Would you output the whole listing below, exactly as it reads?

┏━━

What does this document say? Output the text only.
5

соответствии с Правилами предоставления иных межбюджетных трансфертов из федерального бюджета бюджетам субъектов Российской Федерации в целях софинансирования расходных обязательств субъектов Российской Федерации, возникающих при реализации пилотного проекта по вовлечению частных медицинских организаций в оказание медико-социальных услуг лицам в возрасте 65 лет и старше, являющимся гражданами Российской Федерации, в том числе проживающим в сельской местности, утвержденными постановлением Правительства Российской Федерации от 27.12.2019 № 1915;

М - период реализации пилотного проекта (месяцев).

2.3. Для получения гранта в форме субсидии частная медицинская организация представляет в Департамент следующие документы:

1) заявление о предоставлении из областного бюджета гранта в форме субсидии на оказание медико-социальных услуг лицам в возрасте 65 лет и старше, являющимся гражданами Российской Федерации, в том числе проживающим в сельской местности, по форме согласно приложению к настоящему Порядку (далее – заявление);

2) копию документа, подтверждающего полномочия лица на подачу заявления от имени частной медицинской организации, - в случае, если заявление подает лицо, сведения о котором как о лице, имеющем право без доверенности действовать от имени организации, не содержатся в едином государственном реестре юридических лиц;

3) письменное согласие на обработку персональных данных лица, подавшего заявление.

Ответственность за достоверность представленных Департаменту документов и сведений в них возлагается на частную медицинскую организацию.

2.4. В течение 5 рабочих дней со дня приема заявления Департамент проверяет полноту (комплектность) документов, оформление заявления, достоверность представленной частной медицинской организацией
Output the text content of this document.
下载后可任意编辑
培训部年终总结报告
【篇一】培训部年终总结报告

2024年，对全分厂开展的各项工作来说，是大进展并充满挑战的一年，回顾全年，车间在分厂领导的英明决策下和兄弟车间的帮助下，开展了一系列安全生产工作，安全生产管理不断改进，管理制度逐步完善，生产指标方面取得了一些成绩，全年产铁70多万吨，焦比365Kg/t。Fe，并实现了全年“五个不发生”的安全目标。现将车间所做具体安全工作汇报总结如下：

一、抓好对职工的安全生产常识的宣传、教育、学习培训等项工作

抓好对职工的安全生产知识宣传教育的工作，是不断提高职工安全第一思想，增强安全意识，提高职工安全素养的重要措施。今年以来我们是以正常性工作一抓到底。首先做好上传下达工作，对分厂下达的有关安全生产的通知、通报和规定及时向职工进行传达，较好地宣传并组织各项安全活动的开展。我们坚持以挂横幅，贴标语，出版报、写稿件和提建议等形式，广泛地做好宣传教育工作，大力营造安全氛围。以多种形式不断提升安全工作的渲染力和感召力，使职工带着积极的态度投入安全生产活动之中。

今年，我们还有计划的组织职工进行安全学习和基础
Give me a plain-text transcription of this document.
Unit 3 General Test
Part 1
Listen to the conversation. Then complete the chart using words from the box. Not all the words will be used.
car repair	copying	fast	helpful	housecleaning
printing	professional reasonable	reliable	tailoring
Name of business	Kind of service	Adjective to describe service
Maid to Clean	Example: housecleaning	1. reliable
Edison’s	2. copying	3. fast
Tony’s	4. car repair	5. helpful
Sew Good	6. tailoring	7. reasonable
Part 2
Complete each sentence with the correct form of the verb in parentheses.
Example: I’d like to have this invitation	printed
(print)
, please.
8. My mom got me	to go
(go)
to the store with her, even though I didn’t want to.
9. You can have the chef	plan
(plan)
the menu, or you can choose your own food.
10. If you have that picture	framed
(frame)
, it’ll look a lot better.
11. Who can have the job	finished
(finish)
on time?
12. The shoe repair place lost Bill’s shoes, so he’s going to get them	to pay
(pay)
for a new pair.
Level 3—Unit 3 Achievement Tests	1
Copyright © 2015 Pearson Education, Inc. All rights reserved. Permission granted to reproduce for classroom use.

┗━━

• Task solution
What does this document say? Output the text only.
5

соответствии с Правилами предоставления иных межбюджетных трансфертов из федерального бюджета бюджетам субъектов Российской Федерации в целях софинансирования расходных обязательств субъектов Российской Федерации, возникающих при реализации пилотного проекта по вовлечению частных медицинских организаций в оказание медико-социальных услуг лицам в возрасте 65 лет и старше, являющимся гражданами Российской Федерации, в том числе проживающим в сельской местности, утвержденными постановлением Правительства Российской Федерации от 27.12.2019 № 1915;

М - период реализации пилотного проекта (месяцев).

2.3. Для получения гранта в форме субсидии частная медицинская организация представляет в Департамент следующие документы:

1) заявление о предоставлении из областного бюджета гранта в форме субсидии на оказание медико-социальных услуг лицам в возрасте 65 лет и старше, являющимся гражданами Российской Федерации, в том числе проживающим в сельской местности, по форме согласно приложению к настоящему Порядку (далее – заявление);

2) копию документа, подтверждающего полномочия лица на подачу заявления от имени частной медицинской организации, - в случае, если заявление подает лицо, сведения о котором как о лице, имеющем право без доверенности действовать от имени организации, не содержатся в едином государственном реестре юридических лиц;

3) письменное согласие на обработку персональных данных лица, подавшего заявление.

Ответственность за достоверность представленных Департаменту документов и сведений в них возлагается на частную медицинскую организацию.

2.4. В течение 5 рабочих дней со дня приема заявления Департамент проверяет полноту (комплектность) документов, оформление заявления, достоверность представленной частной медицинской организацией
Output the text content of this document.
下载后可任意编辑
培训部年终总结报告
【篇一】培训部年终总结报告

2024年，对全分厂开展的各项工作来说，是大进展并充满挑战的一年，回顾全年，车间在分厂领导的英明决策下和兄弟车间的帮助下，开展了一系列安全生产工作，安全生产管理不断改进，管理制度逐步完善，生产指标方面取得了一些成绩，全年产铁70多万吨，焦比365Kg/t。Fe，并实现了全年“五个不发生”的安全目标。现将车间所做具体安全工作汇报总结如下：

一、抓好对职工的安全生产常识的宣传、教育、学习培训等项工作

抓好对职工的安全生产知识宣传教育的工作，是不断提高职工安全第一思想，增强安全意识，提高职工安全素养的重要措施。今年以来我们是以正常性工作一抓到底。首先做好上传下达工作，对分厂下达的有关安全生产的通知、通报和规定及时向职工进行传达，较好地宣传并组织各项安全活动的开展。我们坚持以挂横幅，贴标语，出版报、写稿件和提建议等形式，广泛地做好宣传教育工作，大力营造安全氛围。以多种形式不断提升安全工作的渲染力和感召力，使职工带着积极的态度投入安全生产活动之中。

今年，我们还有计划的组织职工进行安全学习和基础
Give me a plain-text transcription of this document.
Unit 3 General Test
Part 1
Listen to the conversation. Then complete the chart using words from the box. Not all the words will be used.
car repair	copying	fast	helpful	housecleaning
printing	professional reasonable	reliable	tailoring
Name of business	Kind of service	Adjective to describe service
Maid to Clean	Example: housecleaning	1. reliable
Edison’s	2. copying	3. fast
Tony’s	4. car repair	5. helpful
Sew Good	6. tailoring	7. reasonable
Part 2
Complete each sentence with the correct form of the verb in parentheses.
Example: I’d like to have this invitation	printed
(print)
, please.
8. My mom got me	to go
(go)
to the store with her, even though I didn’t want to.
9. You can have the chef	plan
(plan)
the menu, or you can choose your own food.
10. If you have that picture	framed
(frame)
, it’ll look a lot better.
11. Who can have the job	finished
(finish)
on time?
12. The shoe repair place lost Bill’s shoes, so he’s going to get them	to pay
(pay)
for a new pair.
Level 3—Unit 3 Achievement Tests	1
Copyright © 2015 Pearson Education, Inc. All rights reserved. Permission granted to reproduce for classroom use.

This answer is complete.